(GOAL OF THE EXERCISE): Quote the records in full and leave their pictures out.

(DATA IN THIS EXERCISE):
--------
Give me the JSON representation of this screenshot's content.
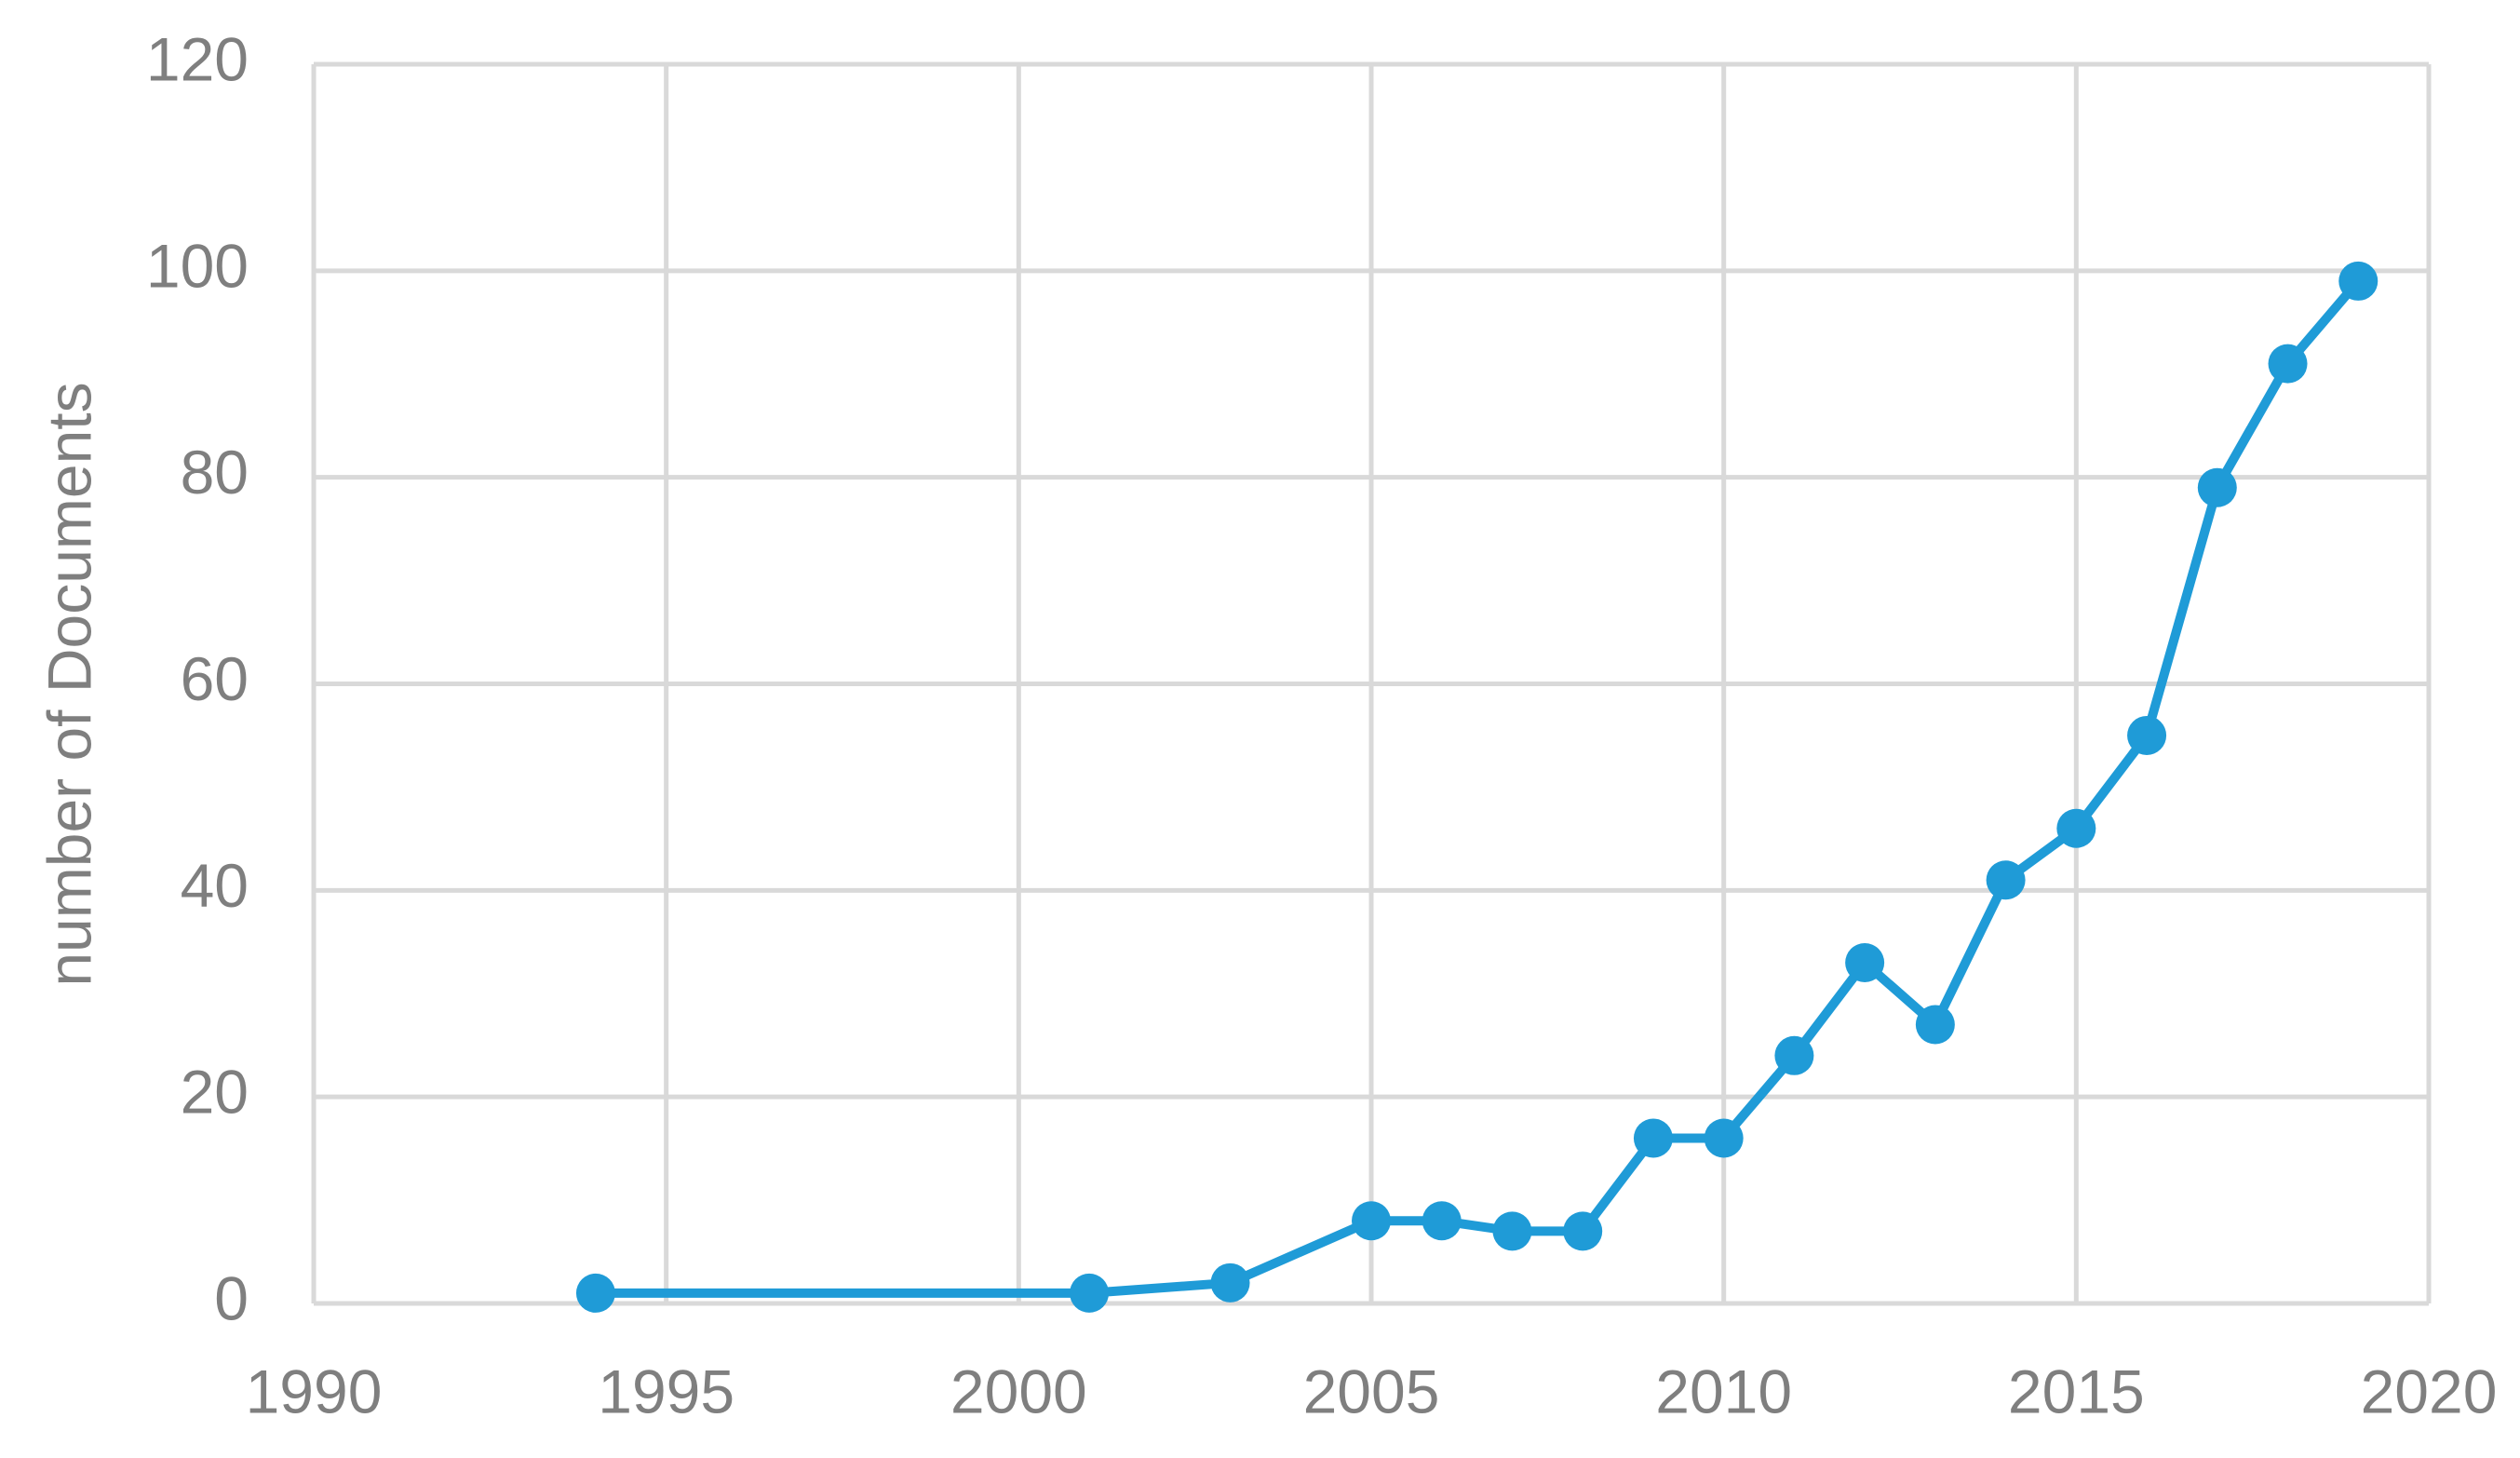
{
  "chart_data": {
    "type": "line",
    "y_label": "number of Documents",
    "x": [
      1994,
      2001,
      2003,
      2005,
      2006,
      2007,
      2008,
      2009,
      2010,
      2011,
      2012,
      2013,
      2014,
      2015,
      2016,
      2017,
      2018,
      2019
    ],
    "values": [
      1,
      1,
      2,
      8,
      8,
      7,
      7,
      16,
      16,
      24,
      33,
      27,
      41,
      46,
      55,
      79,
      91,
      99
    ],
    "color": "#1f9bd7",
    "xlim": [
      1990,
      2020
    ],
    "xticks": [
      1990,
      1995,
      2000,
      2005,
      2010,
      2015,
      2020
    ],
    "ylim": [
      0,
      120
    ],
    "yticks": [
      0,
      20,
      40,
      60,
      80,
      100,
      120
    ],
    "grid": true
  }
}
--------
(THE RESULT):
Give me the JSON representation of this screenshot's content.
{
  "chart_data": {
    "type": "line",
    "y_label": "number of Documents",
    "x": [
      1994,
      2001,
      2003,
      2005,
      2006,
      2007,
      2008,
      2009,
      2010,
      2011,
      2012,
      2013,
      2014,
      2015,
      2016,
      2017,
      2018,
      2019
    ],
    "values": [
      1,
      1,
      2,
      8,
      8,
      7,
      7,
      16,
      16,
      24,
      33,
      27,
      41,
      46,
      55,
      79,
      91,
      99
    ],
    "color": "#1f9bd7",
    "xlim": [
      1990,
      2020
    ],
    "xticks": [
      1990,
      1995,
      2000,
      2005,
      2010,
      2015,
      2020
    ],
    "ylim": [
      0,
      120
    ],
    "yticks": [
      0,
      20,
      40,
      60,
      80,
      100,
      120
    ],
    "grid": true
  }
}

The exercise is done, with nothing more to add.